── DATA PROVIDED

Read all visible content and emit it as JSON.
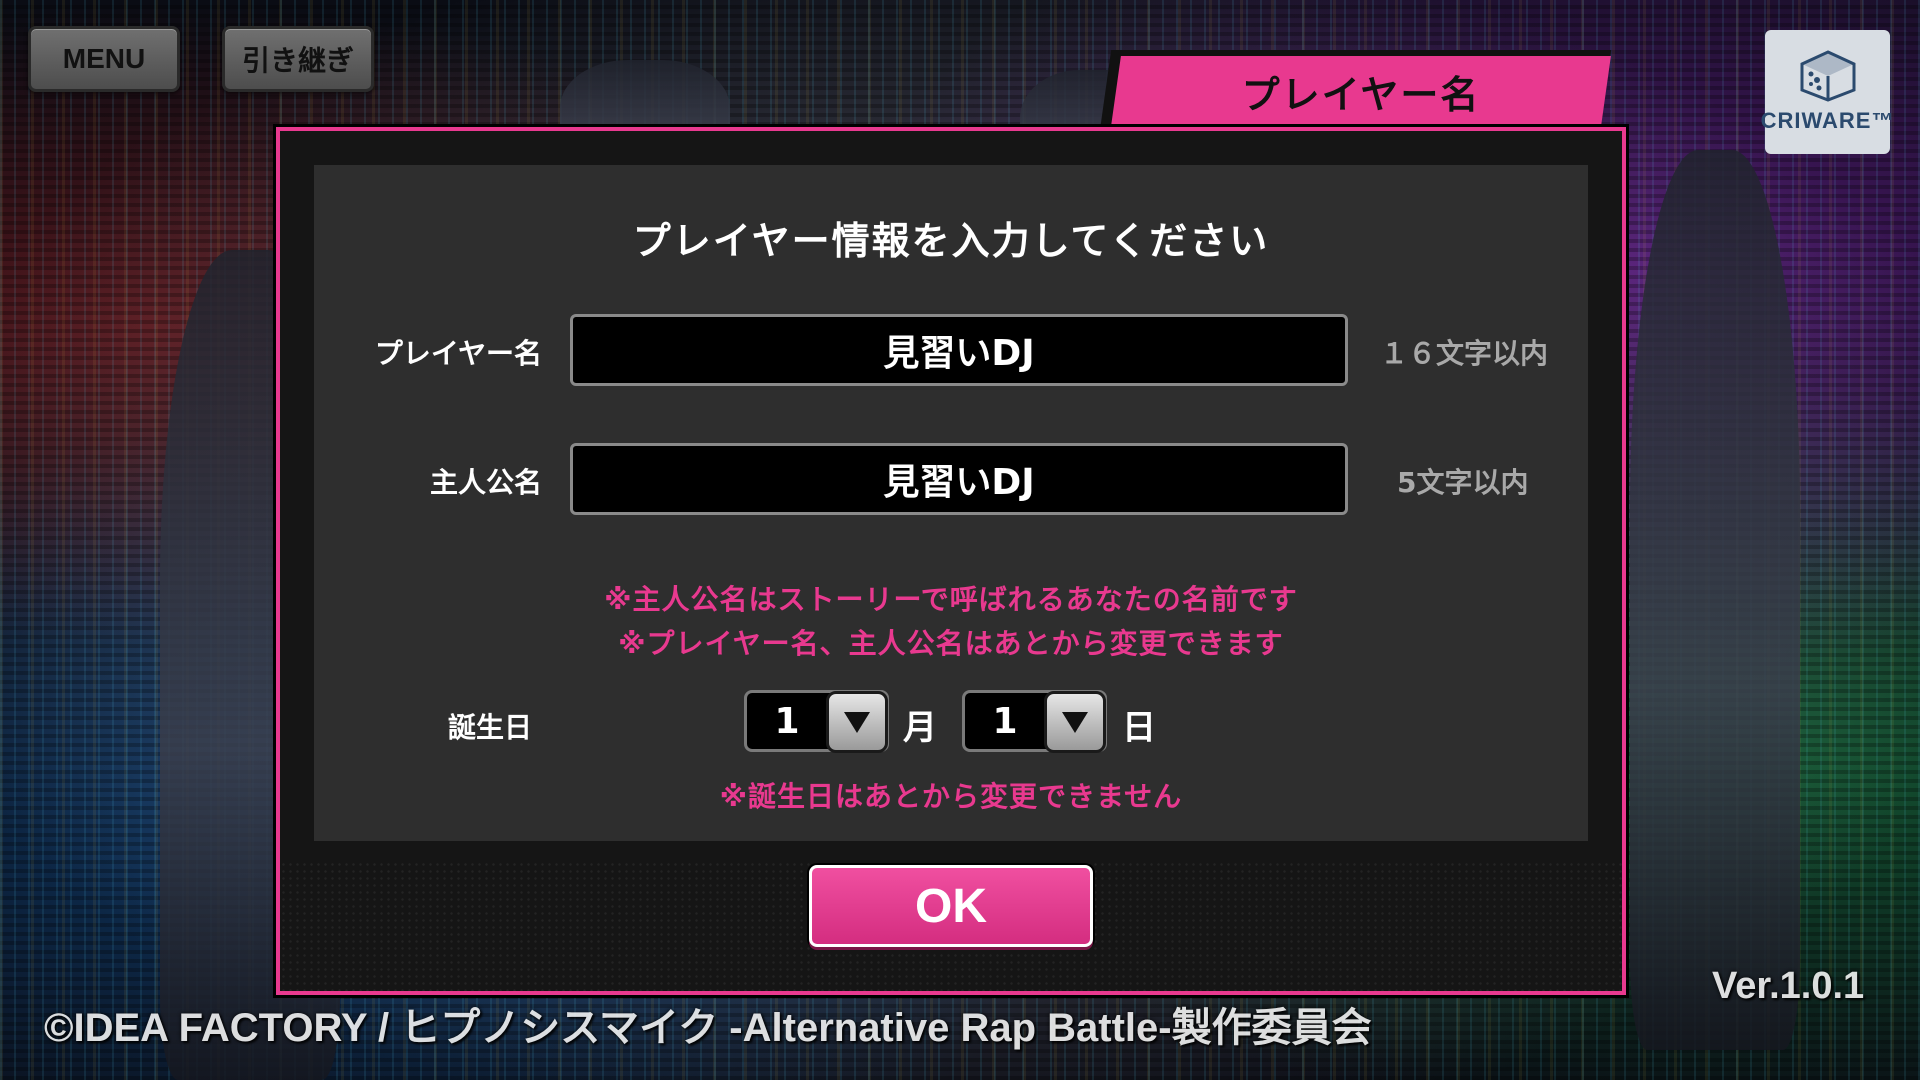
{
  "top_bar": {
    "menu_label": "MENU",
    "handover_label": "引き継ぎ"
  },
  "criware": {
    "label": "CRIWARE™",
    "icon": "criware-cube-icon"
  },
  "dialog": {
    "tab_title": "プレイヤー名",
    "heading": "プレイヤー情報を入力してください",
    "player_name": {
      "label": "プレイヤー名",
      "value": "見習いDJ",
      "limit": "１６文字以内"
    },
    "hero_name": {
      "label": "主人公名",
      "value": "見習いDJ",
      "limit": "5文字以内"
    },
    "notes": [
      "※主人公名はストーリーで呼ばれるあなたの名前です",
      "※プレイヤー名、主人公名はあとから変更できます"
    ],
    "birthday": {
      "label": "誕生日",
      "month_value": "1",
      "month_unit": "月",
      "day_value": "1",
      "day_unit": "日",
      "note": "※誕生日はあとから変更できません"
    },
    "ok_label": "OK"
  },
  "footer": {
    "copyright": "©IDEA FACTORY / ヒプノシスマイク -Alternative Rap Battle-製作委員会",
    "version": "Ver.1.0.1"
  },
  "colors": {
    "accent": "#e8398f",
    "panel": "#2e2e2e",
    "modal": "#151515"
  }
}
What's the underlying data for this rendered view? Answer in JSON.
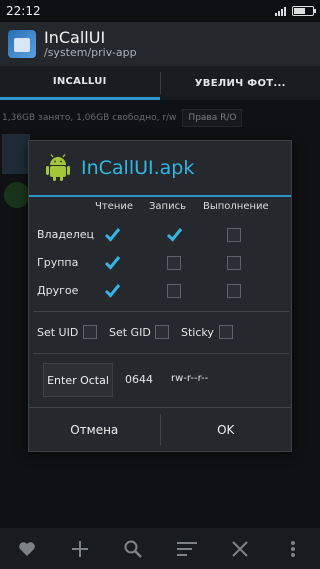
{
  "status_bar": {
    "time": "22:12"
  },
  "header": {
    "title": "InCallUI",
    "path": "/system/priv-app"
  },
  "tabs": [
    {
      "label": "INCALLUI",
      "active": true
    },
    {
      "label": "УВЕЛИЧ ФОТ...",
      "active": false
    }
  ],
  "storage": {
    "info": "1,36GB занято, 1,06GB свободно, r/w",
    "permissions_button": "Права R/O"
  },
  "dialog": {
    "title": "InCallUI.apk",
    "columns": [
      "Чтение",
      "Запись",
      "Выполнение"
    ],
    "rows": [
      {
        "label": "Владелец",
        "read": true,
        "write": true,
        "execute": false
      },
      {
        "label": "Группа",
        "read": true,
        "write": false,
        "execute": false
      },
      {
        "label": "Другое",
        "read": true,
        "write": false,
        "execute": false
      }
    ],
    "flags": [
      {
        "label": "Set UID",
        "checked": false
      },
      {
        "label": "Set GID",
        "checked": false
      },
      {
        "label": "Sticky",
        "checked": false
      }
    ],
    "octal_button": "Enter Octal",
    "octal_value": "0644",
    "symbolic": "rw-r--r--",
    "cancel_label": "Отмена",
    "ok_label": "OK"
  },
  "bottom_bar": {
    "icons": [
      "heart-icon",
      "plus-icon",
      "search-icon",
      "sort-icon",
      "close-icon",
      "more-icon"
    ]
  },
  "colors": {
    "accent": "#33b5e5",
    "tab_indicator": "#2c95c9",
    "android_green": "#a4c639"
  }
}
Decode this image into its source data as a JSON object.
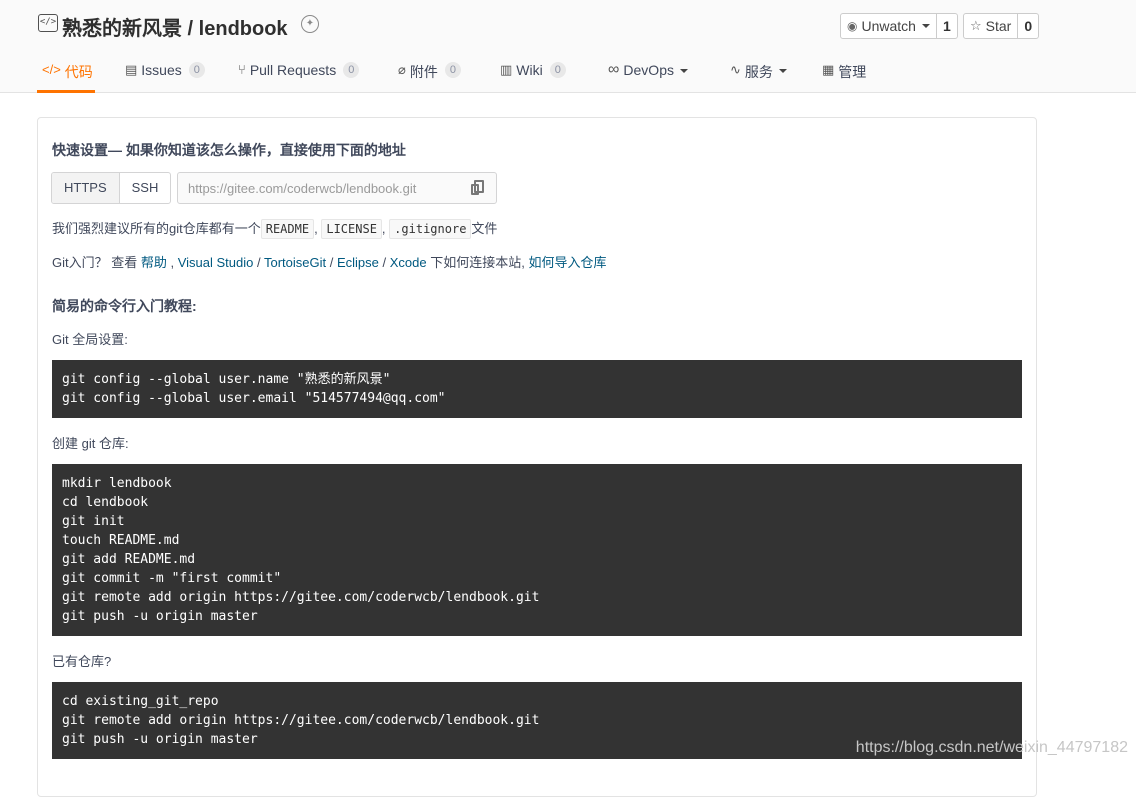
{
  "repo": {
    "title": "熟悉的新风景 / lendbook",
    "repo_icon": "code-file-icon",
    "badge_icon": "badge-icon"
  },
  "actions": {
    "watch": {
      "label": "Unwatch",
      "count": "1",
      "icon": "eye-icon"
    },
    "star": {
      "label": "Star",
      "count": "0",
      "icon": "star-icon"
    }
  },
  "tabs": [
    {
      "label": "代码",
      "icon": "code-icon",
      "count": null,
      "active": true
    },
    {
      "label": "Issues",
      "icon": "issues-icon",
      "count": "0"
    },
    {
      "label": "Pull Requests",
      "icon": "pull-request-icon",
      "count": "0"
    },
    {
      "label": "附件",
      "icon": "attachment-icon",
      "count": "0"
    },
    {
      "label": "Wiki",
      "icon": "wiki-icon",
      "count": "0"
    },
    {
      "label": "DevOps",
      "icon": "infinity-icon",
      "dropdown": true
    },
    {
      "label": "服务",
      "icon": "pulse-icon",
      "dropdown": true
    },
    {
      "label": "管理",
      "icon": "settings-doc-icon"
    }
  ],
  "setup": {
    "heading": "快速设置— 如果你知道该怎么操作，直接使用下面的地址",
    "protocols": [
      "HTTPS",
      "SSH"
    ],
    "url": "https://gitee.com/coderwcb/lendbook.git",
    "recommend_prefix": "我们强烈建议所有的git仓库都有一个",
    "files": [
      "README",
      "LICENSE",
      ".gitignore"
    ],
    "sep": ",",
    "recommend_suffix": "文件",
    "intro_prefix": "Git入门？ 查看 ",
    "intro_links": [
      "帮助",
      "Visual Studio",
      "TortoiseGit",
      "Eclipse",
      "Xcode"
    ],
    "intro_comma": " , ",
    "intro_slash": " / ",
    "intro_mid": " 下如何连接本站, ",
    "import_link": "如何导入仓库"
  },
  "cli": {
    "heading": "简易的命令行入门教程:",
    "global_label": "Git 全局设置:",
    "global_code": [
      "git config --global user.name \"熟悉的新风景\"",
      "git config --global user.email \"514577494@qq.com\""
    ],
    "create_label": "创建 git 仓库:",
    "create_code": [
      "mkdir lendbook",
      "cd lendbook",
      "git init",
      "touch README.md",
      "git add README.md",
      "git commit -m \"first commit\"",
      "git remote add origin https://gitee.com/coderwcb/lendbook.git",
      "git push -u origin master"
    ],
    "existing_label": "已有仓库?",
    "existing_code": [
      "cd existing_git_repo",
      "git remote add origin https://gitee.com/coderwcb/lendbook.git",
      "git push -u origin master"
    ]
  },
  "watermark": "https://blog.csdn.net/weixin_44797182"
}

────

* _WHAT IS BEING ASKED_
Please write out all of the material above without changing a word, and omit any pictures.

* _REPLY_
Read all visible content and emit it as JSON.
{
  "top_bar": {
    "menu_label": "MENU",
    "handover_label": "引き継ぎ"
  },
  "criware": {
    "label": "CRIWARE™",
    "icon": "criware-cube-icon"
  },
  "dialog": {
    "tab_title": "プレイヤー名",
    "heading": "プレイヤー情報を入力してください",
    "player_name": {
      "label": "プレイヤー名",
      "value": "見習いDJ",
      "limit": "１６文字以内"
    },
    "hero_name": {
      "label": "主人公名",
      "value": "見習いDJ",
      "limit": "5文字以内"
    },
    "notes": [
      "※主人公名はストーリーで呼ばれるあなたの名前です",
      "※プレイヤー名、主人公名はあとから変更できます"
    ],
    "birthday": {
      "label": "誕生日",
      "month_value": "1",
      "month_unit": "月",
      "day_value": "1",
      "day_unit": "日",
      "note": "※誕生日はあとから変更できません"
    },
    "ok_label": "OK"
  },
  "footer": {
    "copyright": "©IDEA FACTORY / ヒプノシスマイク -Alternative Rap Battle-製作委員会",
    "version": "Ver.1.0.1"
  },
  "colors": {
    "accent": "#e8398f",
    "panel": "#2e2e2e",
    "modal": "#151515"
  }
}
What's the underlying data for this rendered view? Answer in JSON.
{
  "status_bar": {
    "time": "22:12"
  },
  "header": {
    "title": "InCallUI",
    "path": "/system/priv-app"
  },
  "tabs": [
    {
      "label": "INCALLUI",
      "active": true
    },
    {
      "label": "УВЕЛИЧ ФОТ...",
      "active": false
    }
  ],
  "storage": {
    "info": "1,36GB занято, 1,06GB свободно, r/w",
    "permissions_button": "Права R/O"
  },
  "dialog": {
    "title": "InCallUI.apk",
    "columns": [
      "Чтение",
      "Запись",
      "Выполнение"
    ],
    "rows": [
      {
        "label": "Владелец",
        "read": true,
        "write": true,
        "execute": false
      },
      {
        "label": "Группа",
        "read": true,
        "write": false,
        "execute": false
      },
      {
        "label": "Другое",
        "read": true,
        "write": false,
        "execute": false
      }
    ],
    "flags": [
      {
        "label": "Set UID",
        "checked": false
      },
      {
        "label": "Set GID",
        "checked": false
      },
      {
        "label": "Sticky",
        "checked": false
      }
    ],
    "octal_button": "Enter Octal",
    "octal_value": "0644",
    "symbolic": "rw-r--r--",
    "cancel_label": "Отмена",
    "ok_label": "OK"
  },
  "bottom_bar": {
    "icons": [
      "heart-icon",
      "plus-icon",
      "search-icon",
      "sort-icon",
      "close-icon",
      "more-icon"
    ]
  },
  "colors": {
    "accent": "#33b5e5",
    "tab_indicator": "#2c95c9",
    "android_green": "#a4c639"
  }
}
Decode this image into its source data as a JSON object.
{
  "repo": {
    "title": "熟悉的新风景 / lendbook",
    "repo_icon": "code-file-icon",
    "badge_icon": "badge-icon"
  },
  "actions": {
    "watch": {
      "label": "Unwatch",
      "count": "1",
      "icon": "eye-icon"
    },
    "star": {
      "label": "Star",
      "count": "0",
      "icon": "star-icon"
    }
  },
  "tabs": [
    {
      "label": "代码",
      "icon": "code-icon",
      "count": null,
      "active": true
    },
    {
      "label": "Issues",
      "icon": "issues-icon",
      "count": "0"
    },
    {
      "label": "Pull Requests",
      "icon": "pull-request-icon",
      "count": "0"
    },
    {
      "label": "附件",
      "icon": "attachment-icon",
      "count": "0"
    },
    {
      "label": "Wiki",
      "icon": "wiki-icon",
      "count": "0"
    },
    {
      "label": "DevOps",
      "icon": "infinity-icon",
      "dropdown": true
    },
    {
      "label": "服务",
      "icon": "pulse-icon",
      "dropdown": true
    },
    {
      "label": "管理",
      "icon": "settings-doc-icon"
    }
  ],
  "setup": {
    "heading": "快速设置— 如果你知道该怎么操作，直接使用下面的地址",
    "protocols": [
      "HTTPS",
      "SSH"
    ],
    "url": "https://gitee.com/coderwcb/lendbook.git",
    "recommend_prefix": "我们强烈建议所有的git仓库都有一个",
    "files": [
      "README",
      "LICENSE",
      ".gitignore"
    ],
    "sep": ",",
    "recommend_suffix": "文件",
    "intro_prefix": "Git入门？ 查看 ",
    "intro_links": [
      "帮助",
      "Visual Studio",
      "TortoiseGit",
      "Eclipse",
      "Xcode"
    ],
    "intro_comma": " , ",
    "intro_slash": " / ",
    "intro_mid": " 下如何连接本站, ",
    "import_link": "如何导入仓库"
  },
  "cli": {
    "heading": "简易的命令行入门教程:",
    "global_label": "Git 全局设置:",
    "global_code": [
      "git config --global user.name \"熟悉的新风景\"",
      "git config --global user.email \"514577494@qq.com\""
    ],
    "create_label": "创建 git 仓库:",
    "create_code": [
      "mkdir lendbook",
      "cd lendbook",
      "git init",
      "touch README.md",
      "git add README.md",
      "git commit -m \"first commit\"",
      "git remote add origin https://gitee.com/coderwcb/lendbook.git",
      "git push -u origin master"
    ],
    "existing_label": "已有仓库?",
    "existing_code": [
      "cd existing_git_repo",
      "git remote add origin https://gitee.com/coderwcb/lendbook.git",
      "git push -u origin master"
    ]
  },
  "watermark": "https://blog.csdn.net/weixin_44797182"
}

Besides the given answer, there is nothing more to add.